▶ _WHAT TO DO_: Wherever a line in the data below holds "from", copy that line.
◇ ◇ ◇
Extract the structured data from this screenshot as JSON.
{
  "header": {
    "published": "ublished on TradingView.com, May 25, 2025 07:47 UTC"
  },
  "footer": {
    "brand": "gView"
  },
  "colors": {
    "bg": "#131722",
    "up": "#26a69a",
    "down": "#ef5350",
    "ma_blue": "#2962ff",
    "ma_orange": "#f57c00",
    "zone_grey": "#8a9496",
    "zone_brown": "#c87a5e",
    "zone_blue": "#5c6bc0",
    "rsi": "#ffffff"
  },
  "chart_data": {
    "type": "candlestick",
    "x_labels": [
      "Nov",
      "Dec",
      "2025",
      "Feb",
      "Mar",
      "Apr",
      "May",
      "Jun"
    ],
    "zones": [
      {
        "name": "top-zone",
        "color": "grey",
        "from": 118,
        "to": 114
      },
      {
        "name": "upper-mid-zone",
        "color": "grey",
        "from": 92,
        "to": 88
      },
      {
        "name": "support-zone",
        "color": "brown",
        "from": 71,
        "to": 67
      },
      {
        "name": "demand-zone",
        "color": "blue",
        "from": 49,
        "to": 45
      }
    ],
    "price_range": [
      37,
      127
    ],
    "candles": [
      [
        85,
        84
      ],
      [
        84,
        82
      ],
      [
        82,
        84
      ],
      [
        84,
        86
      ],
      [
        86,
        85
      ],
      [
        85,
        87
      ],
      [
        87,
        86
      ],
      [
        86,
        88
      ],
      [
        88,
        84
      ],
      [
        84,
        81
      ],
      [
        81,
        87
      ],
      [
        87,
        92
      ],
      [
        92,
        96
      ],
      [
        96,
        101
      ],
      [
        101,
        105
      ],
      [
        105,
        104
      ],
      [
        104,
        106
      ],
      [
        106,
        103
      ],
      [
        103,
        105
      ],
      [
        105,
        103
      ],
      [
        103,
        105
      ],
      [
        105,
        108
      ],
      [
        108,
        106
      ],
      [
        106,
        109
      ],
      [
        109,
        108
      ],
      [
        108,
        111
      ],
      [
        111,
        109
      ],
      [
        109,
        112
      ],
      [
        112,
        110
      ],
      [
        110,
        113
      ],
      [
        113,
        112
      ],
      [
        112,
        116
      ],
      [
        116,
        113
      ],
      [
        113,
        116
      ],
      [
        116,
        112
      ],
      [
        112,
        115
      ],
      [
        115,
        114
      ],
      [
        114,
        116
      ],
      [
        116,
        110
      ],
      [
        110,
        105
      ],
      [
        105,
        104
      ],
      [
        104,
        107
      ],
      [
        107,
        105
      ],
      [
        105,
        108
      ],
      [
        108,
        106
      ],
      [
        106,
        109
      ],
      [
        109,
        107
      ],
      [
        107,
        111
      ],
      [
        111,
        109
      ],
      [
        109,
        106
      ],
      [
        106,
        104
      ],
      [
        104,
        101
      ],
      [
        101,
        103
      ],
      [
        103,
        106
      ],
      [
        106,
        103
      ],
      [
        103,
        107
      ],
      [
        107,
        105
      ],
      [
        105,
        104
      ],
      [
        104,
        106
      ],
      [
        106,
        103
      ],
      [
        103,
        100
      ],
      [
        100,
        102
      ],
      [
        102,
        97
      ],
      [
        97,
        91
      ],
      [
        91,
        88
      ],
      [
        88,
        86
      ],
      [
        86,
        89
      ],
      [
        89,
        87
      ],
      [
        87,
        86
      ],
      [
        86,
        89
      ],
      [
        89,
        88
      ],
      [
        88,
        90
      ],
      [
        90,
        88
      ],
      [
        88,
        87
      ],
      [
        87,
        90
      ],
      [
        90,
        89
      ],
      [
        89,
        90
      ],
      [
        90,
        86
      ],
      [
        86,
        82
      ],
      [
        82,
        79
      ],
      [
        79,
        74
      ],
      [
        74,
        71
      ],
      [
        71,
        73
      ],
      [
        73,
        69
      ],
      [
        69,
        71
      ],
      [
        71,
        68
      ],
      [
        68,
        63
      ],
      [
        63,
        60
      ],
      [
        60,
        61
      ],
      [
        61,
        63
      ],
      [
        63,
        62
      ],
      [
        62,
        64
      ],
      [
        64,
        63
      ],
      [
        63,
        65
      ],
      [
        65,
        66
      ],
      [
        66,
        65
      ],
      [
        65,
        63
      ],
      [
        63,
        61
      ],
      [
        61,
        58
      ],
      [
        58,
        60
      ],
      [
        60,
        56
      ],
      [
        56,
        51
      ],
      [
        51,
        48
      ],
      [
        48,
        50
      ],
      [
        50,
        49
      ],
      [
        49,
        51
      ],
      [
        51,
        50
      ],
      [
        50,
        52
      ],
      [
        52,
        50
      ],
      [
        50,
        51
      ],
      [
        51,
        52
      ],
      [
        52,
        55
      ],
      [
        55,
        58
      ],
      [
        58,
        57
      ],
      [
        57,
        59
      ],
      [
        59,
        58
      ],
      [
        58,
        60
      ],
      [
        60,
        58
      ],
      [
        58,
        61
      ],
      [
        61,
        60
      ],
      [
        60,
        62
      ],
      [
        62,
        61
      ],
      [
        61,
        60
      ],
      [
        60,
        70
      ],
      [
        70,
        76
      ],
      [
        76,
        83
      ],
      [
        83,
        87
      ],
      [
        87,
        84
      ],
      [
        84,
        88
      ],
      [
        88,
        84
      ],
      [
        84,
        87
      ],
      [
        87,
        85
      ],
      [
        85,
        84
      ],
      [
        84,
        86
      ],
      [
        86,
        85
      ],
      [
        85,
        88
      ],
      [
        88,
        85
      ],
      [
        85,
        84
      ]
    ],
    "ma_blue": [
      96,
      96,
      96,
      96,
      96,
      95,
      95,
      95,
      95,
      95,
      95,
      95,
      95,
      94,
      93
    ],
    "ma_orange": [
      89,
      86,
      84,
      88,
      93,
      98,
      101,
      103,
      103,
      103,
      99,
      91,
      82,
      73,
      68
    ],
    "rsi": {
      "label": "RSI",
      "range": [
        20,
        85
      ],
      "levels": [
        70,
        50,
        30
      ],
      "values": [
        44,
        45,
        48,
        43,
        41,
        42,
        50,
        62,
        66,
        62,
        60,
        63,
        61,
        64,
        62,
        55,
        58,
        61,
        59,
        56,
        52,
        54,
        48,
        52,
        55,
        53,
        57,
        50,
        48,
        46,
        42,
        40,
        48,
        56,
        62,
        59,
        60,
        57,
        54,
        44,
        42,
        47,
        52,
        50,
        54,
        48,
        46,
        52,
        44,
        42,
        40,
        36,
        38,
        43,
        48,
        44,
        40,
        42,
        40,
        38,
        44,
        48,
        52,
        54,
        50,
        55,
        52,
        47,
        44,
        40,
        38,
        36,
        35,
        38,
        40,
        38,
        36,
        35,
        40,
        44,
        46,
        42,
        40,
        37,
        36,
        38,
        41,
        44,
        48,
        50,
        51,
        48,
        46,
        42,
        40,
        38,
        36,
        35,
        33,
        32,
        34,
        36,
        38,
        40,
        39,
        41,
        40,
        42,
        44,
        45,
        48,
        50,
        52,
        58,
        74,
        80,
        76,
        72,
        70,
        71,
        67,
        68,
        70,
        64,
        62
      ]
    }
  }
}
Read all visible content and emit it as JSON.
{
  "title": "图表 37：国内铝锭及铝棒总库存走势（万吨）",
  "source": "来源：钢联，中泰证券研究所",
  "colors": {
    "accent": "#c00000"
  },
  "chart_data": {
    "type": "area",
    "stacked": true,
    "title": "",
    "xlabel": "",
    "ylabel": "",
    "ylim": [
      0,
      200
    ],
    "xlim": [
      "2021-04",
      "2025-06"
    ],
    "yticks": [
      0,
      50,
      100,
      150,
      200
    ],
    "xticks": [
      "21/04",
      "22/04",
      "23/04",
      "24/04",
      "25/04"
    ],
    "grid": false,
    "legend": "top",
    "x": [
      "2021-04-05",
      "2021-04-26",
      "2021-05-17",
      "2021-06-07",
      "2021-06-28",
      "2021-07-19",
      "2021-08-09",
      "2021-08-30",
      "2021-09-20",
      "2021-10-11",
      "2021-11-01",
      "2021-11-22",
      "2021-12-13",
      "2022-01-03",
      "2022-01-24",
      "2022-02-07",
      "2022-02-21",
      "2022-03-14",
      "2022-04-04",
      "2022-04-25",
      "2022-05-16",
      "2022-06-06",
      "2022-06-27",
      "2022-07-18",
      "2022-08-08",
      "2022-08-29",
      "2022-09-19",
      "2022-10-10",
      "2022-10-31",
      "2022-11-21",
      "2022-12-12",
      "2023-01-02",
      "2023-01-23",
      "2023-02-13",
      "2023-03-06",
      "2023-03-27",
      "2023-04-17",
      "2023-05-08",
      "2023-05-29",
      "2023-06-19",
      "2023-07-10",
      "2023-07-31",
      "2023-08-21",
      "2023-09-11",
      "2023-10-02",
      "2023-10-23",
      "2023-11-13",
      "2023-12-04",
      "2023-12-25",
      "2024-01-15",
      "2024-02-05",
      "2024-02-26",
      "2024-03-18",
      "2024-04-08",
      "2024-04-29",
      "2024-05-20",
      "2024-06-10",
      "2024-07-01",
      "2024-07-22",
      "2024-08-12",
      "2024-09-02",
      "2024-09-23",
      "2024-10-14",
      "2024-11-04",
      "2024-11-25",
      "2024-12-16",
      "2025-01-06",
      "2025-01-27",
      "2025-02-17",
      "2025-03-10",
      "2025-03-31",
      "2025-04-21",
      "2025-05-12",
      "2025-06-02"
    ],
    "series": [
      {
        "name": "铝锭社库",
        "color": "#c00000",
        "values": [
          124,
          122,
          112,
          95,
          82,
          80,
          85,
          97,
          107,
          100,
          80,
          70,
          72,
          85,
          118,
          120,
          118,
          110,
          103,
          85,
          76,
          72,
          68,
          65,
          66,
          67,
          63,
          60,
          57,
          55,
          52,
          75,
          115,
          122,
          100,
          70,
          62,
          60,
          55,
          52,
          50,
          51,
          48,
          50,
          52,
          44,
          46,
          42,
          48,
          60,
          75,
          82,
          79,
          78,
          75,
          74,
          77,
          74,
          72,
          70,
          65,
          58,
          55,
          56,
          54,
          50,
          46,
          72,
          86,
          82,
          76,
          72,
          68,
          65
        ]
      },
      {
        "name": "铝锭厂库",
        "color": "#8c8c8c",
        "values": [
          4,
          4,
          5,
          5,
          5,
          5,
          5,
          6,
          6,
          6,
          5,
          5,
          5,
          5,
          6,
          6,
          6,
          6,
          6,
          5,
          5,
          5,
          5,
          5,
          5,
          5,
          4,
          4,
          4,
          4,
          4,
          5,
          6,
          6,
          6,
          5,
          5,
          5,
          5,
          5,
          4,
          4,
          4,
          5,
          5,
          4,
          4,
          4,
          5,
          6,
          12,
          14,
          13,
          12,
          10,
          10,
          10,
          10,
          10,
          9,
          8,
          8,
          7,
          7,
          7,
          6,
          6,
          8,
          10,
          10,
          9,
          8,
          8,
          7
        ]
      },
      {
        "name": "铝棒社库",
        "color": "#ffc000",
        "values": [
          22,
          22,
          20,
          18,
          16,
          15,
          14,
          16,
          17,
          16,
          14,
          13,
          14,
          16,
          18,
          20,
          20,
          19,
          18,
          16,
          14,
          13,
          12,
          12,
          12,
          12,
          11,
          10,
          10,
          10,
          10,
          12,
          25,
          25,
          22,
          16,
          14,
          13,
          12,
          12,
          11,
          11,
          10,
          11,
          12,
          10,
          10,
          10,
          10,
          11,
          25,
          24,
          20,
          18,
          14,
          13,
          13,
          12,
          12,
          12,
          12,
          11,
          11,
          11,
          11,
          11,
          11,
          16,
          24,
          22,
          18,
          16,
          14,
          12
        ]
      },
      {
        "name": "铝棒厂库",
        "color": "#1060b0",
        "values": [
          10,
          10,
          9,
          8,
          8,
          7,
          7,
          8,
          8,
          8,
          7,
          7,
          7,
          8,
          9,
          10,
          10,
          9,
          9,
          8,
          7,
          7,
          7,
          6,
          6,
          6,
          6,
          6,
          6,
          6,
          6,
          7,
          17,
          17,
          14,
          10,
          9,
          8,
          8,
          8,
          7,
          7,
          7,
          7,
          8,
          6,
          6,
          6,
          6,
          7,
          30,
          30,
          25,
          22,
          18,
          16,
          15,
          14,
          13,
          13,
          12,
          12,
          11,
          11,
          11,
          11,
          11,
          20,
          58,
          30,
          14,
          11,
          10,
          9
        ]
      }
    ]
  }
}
◇ ◇ ◇
▶ _COMPLETE RESPONSE_:
Extract the structured data from this screenshot as JSON.
        "from": 118,
        "from": 92,
        "from": 71,
        "from": 49,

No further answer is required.